• Written instruction
Identify each line below that contains the word "color", and copy it out.
>> BEGIN
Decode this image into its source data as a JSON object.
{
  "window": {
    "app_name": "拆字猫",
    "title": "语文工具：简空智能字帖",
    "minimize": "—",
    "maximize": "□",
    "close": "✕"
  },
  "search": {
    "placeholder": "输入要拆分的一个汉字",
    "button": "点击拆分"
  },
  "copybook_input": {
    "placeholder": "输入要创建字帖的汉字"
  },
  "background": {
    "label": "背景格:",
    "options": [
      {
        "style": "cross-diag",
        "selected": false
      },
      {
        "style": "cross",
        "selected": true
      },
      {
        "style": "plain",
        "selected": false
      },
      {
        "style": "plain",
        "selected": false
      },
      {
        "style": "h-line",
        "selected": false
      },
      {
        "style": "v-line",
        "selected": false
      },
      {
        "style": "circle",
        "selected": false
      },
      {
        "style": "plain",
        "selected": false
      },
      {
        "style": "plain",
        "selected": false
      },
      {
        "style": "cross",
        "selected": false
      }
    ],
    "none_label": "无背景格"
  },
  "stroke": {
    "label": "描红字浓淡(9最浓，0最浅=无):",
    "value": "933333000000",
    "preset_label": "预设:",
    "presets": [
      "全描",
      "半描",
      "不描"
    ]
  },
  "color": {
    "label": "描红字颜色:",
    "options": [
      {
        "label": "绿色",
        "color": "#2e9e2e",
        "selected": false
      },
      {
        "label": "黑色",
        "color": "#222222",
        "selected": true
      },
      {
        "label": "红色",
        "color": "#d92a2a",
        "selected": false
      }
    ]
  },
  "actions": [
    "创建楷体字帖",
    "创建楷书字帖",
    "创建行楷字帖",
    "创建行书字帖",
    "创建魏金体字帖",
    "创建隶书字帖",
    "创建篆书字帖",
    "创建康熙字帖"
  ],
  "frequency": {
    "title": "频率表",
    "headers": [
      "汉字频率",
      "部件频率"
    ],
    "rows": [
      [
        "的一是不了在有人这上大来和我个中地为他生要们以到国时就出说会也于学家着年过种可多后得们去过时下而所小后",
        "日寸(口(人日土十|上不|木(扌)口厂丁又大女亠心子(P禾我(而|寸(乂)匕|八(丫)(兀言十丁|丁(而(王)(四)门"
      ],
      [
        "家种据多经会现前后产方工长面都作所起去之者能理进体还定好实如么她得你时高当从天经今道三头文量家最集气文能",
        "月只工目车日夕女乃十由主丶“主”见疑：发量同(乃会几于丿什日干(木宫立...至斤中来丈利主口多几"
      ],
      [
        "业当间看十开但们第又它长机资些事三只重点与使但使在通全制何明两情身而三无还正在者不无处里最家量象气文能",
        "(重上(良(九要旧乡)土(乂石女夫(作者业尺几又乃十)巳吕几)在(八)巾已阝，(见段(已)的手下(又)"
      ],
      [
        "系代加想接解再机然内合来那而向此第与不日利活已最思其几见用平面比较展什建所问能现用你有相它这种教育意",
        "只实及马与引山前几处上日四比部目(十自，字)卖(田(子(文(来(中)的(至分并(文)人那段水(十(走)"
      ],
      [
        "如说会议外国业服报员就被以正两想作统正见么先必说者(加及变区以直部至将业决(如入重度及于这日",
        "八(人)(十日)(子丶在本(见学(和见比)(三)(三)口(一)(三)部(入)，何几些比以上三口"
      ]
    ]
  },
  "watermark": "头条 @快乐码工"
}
>> END
• Written reply
  "color": {
        "color": "#2e9e2e",
        "color": "#222222",
        "color": "#d92a2a",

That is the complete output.